Collected data entries:
◇ ◇ ◇ ◇ ◇ ◇ ◇

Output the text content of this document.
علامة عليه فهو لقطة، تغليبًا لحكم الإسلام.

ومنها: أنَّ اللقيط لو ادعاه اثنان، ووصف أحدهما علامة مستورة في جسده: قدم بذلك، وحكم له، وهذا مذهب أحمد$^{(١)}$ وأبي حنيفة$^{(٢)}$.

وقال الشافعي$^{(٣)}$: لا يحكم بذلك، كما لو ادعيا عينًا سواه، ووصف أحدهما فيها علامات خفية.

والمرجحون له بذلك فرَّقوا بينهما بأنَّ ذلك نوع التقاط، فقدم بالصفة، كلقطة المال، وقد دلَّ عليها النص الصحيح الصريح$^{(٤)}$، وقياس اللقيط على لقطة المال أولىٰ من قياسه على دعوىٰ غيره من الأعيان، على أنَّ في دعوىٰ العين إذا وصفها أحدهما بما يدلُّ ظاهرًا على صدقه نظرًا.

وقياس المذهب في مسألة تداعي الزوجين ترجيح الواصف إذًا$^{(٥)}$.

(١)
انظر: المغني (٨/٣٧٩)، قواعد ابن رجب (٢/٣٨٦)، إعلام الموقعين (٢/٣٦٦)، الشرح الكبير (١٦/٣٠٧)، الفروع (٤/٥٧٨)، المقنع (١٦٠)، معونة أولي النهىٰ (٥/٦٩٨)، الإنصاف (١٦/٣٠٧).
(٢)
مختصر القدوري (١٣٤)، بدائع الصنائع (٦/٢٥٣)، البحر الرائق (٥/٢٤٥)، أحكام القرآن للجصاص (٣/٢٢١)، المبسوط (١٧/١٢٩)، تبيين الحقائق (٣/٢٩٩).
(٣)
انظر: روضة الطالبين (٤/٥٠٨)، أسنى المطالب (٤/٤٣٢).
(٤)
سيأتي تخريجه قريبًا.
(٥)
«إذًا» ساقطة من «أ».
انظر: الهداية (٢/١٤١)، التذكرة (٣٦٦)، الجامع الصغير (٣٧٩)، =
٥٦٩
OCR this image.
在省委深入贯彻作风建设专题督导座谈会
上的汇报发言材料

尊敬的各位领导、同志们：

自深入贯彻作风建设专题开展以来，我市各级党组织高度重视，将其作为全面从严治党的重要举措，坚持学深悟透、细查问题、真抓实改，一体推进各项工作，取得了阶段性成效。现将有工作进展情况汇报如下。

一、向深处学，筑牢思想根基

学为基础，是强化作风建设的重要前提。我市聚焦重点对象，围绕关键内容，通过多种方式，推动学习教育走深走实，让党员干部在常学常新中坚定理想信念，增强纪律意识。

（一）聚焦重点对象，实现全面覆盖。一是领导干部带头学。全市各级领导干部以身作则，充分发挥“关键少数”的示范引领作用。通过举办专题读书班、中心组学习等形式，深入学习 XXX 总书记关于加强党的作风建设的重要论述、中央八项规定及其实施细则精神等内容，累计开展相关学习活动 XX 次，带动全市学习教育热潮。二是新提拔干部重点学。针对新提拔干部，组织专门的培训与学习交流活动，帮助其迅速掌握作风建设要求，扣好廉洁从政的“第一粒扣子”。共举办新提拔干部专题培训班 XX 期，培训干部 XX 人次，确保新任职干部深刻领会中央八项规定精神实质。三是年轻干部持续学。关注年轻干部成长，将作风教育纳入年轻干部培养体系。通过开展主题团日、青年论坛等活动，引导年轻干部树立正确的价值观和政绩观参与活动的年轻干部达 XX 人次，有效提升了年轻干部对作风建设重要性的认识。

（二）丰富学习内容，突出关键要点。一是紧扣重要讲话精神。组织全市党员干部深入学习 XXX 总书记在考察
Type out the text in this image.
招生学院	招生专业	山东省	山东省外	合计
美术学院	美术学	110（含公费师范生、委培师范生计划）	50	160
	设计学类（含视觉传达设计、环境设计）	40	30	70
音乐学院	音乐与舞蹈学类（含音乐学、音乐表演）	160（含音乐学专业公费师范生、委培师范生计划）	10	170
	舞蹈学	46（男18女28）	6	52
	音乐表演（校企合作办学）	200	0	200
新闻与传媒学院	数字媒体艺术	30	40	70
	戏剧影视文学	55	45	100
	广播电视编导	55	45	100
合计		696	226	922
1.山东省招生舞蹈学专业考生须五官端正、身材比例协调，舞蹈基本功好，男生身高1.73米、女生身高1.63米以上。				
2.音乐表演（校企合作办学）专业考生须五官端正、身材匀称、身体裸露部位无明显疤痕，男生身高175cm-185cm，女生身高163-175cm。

◇ ◇ ◇ ◇ ◇ ◇ ◇

* Task directions: What is the number of lines containing "لقطة"? Give that number only.

* Task solution: 2